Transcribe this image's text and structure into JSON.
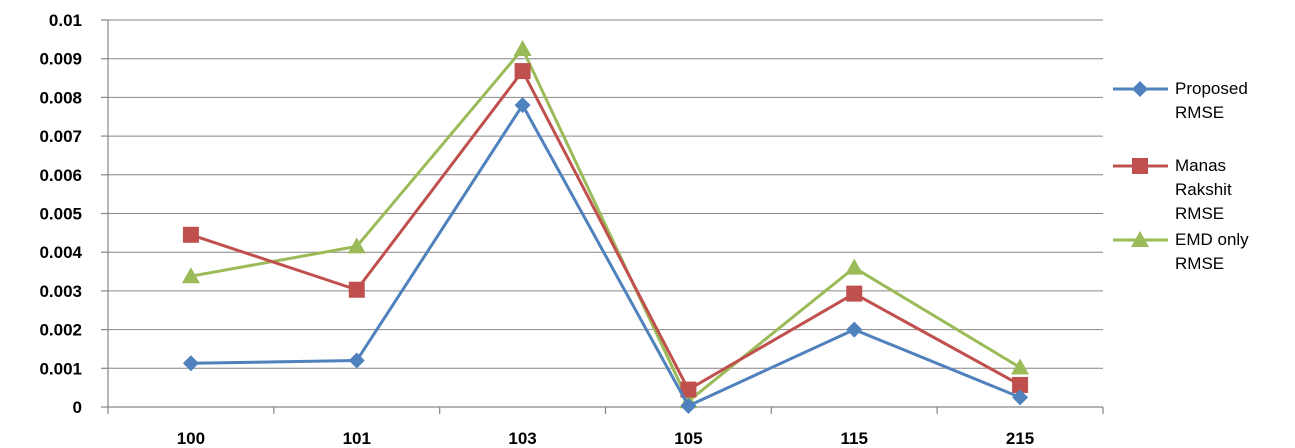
{
  "chart_data": {
    "type": "line",
    "categories": [
      "100",
      "101",
      "103",
      "105",
      "115",
      "215"
    ],
    "ylim": [
      0,
      0.01
    ],
    "y_ticks": [
      "0",
      "0.001",
      "0.002",
      "0.003",
      "0.004",
      "0.005",
      "0.006",
      "0.007",
      "0.008",
      "0.009",
      "0.01"
    ],
    "grid": true,
    "legend_position": "right",
    "series": [
      {
        "name": "Proposed RMSE",
        "legend_lines": [
          "Proposed",
          "RMSE"
        ],
        "color": "#4f81bd",
        "marker": "diamond",
        "values": [
          0.00113,
          0.0012,
          0.0078,
          3e-05,
          0.002,
          0.00025
        ]
      },
      {
        "name": "Manas Rakshit RMSE",
        "legend_lines": [
          "Manas",
          "Rakshit",
          "RMSE"
        ],
        "color": "#c0504d",
        "marker": "square",
        "values": [
          0.00445,
          0.00303,
          0.00868,
          0.00045,
          0.00293,
          0.00057
        ]
      },
      {
        "name": "EMD only RMSE",
        "legend_lines": [
          "EMD only",
          "RMSE"
        ],
        "color": "#9bbb59",
        "marker": "triangle",
        "values": [
          0.00338,
          0.00415,
          0.00925,
          0.00015,
          0.0036,
          0.00102
        ]
      }
    ]
  }
}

GIVEN INSTRUCTION:
Go through the material above and print all of it exactly, except the pictures.

SOLUTION BELOW:
Transcribe this image's text and structure into JSON.
{
  "chart_data": {
    "type": "line",
    "categories": [
      "100",
      "101",
      "103",
      "105",
      "115",
      "215"
    ],
    "ylim": [
      0,
      0.01
    ],
    "y_ticks": [
      "0",
      "0.001",
      "0.002",
      "0.003",
      "0.004",
      "0.005",
      "0.006",
      "0.007",
      "0.008",
      "0.009",
      "0.01"
    ],
    "grid": true,
    "legend_position": "right",
    "series": [
      {
        "name": "Proposed RMSE",
        "legend_lines": [
          "Proposed",
          "RMSE"
        ],
        "color": "#4f81bd",
        "marker": "diamond",
        "values": [
          0.00113,
          0.0012,
          0.0078,
          3e-05,
          0.002,
          0.00025
        ]
      },
      {
        "name": "Manas Rakshit RMSE",
        "legend_lines": [
          "Manas",
          "Rakshit",
          "RMSE"
        ],
        "color": "#c0504d",
        "marker": "square",
        "values": [
          0.00445,
          0.00303,
          0.00868,
          0.00045,
          0.00293,
          0.00057
        ]
      },
      {
        "name": "EMD only RMSE",
        "legend_lines": [
          "EMD only",
          "RMSE"
        ],
        "color": "#9bbb59",
        "marker": "triangle",
        "values": [
          0.00338,
          0.00415,
          0.00925,
          0.00015,
          0.0036,
          0.00102
        ]
      }
    ]
  }
}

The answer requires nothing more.